* [TASK TO COMPLETE]: Find and return each line containing "Lycée".

* [DATA LINES]:
===
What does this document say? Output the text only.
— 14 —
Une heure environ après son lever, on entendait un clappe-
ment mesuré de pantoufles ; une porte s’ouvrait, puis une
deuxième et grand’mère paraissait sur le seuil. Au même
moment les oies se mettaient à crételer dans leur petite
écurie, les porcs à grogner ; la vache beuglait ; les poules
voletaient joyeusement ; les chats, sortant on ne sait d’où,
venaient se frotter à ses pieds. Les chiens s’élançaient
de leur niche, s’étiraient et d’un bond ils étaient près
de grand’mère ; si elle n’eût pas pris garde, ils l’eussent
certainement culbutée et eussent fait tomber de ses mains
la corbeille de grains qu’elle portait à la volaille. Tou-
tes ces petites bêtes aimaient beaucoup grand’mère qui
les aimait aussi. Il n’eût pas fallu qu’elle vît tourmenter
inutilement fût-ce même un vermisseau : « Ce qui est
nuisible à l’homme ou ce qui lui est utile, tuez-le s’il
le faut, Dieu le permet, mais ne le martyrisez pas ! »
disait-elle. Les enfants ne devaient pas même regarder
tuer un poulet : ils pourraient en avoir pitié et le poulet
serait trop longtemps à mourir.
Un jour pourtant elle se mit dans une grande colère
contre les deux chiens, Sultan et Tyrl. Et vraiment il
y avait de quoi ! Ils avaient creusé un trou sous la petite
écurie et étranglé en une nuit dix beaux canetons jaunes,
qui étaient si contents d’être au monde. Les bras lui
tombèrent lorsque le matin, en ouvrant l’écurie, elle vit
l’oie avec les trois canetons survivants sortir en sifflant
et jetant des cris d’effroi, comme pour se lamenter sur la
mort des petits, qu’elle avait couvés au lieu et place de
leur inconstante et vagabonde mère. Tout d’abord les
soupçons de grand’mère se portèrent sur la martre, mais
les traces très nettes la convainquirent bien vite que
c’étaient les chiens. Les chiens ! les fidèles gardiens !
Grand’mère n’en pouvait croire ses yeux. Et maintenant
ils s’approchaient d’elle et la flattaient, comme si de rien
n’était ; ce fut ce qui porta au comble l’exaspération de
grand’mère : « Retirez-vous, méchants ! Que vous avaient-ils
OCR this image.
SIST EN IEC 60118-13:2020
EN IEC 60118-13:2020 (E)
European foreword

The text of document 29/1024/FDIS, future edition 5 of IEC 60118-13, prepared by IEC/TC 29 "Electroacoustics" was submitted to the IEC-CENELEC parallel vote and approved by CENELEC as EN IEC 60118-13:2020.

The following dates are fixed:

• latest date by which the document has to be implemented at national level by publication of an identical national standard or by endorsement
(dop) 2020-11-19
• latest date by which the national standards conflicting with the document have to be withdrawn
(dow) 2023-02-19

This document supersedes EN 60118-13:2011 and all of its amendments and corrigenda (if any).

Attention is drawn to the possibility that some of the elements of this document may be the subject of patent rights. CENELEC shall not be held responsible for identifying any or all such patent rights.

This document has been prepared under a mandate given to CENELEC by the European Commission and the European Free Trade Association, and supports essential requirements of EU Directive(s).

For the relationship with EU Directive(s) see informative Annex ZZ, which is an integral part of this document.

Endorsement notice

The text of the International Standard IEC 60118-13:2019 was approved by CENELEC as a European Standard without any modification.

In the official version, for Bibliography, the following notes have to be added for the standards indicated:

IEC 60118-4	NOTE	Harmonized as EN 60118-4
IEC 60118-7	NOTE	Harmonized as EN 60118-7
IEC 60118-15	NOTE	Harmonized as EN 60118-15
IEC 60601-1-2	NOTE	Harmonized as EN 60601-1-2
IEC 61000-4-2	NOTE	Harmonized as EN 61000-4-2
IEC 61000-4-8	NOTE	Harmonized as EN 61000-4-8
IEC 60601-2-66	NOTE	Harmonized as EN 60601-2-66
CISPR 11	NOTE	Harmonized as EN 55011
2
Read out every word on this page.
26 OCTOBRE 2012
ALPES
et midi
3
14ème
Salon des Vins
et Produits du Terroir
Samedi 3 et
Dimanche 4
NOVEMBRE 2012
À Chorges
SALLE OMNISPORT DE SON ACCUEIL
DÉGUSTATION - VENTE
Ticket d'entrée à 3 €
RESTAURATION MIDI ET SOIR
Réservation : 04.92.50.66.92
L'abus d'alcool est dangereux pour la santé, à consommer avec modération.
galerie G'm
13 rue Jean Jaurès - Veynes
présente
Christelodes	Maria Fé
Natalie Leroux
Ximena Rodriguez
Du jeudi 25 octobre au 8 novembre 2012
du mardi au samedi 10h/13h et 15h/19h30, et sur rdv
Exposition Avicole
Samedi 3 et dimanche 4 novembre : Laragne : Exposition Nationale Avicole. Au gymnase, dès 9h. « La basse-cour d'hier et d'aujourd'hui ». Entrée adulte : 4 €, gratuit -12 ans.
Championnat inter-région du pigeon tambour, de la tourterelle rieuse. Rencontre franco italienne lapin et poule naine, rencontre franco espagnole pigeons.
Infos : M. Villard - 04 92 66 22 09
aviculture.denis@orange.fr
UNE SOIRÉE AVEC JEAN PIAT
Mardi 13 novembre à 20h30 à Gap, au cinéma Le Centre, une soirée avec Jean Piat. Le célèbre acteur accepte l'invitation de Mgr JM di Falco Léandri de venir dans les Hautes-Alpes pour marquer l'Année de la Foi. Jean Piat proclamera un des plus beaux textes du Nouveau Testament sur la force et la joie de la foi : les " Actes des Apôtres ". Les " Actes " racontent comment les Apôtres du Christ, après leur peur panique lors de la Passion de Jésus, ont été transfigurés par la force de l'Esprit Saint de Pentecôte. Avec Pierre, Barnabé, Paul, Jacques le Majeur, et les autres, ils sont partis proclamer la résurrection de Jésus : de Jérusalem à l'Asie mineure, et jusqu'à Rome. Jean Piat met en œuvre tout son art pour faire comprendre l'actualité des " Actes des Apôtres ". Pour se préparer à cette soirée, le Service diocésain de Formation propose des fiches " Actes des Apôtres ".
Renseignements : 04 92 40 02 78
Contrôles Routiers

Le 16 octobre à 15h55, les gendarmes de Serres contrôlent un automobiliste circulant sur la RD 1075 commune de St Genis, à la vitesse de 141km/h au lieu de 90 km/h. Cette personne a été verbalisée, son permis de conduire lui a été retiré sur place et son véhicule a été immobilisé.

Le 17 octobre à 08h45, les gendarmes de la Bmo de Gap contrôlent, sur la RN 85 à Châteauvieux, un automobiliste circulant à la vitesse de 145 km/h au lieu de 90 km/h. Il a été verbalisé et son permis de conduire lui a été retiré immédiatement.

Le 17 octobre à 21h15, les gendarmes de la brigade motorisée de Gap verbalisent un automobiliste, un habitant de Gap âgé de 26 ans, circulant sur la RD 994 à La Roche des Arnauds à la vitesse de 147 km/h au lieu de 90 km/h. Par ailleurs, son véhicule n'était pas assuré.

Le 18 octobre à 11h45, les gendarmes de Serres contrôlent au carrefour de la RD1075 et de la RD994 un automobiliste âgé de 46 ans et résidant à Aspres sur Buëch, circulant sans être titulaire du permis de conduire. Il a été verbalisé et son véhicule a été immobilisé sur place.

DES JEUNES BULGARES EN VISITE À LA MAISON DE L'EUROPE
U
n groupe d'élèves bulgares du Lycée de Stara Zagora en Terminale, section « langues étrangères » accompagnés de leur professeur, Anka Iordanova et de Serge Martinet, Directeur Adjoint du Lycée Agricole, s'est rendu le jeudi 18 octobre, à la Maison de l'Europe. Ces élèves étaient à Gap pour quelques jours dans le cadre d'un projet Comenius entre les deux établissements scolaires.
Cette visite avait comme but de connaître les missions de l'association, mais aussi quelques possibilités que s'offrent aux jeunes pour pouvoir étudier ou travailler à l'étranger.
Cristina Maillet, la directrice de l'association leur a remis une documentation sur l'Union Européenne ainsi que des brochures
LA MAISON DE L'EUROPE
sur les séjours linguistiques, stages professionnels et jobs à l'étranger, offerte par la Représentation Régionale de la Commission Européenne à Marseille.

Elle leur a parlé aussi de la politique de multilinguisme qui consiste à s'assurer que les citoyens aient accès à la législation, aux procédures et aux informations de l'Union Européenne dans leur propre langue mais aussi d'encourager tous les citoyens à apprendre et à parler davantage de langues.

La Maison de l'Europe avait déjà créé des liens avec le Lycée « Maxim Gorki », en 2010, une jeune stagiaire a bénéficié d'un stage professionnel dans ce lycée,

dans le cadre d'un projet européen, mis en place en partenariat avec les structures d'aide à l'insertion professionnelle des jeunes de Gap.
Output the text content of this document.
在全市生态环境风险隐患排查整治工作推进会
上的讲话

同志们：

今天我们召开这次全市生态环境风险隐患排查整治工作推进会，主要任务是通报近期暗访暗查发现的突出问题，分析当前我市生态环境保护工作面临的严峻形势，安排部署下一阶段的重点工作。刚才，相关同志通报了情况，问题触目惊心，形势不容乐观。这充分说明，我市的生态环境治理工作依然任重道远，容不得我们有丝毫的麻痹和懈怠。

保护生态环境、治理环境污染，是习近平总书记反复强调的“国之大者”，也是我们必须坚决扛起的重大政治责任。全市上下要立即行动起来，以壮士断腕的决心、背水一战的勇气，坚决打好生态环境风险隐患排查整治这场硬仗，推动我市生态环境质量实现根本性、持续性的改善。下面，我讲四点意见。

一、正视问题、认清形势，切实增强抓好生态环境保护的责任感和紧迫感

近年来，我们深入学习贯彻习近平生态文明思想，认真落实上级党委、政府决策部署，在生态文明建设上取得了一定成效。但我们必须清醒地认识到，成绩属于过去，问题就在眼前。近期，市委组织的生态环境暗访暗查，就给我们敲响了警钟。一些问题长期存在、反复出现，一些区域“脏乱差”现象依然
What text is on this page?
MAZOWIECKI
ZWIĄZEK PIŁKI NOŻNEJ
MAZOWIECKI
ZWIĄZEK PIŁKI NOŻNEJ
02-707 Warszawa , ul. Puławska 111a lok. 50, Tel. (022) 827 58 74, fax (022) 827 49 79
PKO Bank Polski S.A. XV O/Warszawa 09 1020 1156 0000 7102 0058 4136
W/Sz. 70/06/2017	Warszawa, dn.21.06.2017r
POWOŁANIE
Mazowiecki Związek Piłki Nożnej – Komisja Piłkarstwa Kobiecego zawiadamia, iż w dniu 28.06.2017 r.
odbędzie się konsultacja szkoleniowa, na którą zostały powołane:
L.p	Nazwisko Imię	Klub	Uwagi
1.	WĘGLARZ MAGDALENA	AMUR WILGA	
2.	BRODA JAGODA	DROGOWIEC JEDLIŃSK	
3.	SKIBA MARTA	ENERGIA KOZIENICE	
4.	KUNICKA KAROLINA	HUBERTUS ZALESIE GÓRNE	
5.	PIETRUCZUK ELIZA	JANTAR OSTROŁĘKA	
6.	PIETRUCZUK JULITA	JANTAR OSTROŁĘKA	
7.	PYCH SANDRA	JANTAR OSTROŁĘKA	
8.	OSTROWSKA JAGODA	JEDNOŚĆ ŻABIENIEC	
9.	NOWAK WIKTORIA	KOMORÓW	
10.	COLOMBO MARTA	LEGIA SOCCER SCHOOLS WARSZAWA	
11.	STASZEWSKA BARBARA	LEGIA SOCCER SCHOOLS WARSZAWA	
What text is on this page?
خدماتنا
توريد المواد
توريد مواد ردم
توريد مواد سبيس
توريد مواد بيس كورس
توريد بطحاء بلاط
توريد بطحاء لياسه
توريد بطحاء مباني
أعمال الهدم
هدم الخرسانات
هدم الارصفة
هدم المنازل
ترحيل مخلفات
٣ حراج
===
* [FULL ANSWER]:
n groupe d'élèves bulgares du Lycée de Stara Zagora en Terminale, section « langues étrangères » accompagnés de leur professeur, Anka Iordanova et de Serge Martinet, Directeur Adjoint du Lycée Agricole, s'est rendu le jeudi 18 octobre, à la Maison de l'Europe. Ces élèves étaient à Gap pour quelques jours dans le cadre d'un projet Comenius entre les deux établissements scolaires.
La Maison de l'Europe avait déjà créé des liens avec le Lycée « Maxim Gorki », en 2010, une jeune stagiaire a bénéficié d'un stage professionnel dans ce lycée,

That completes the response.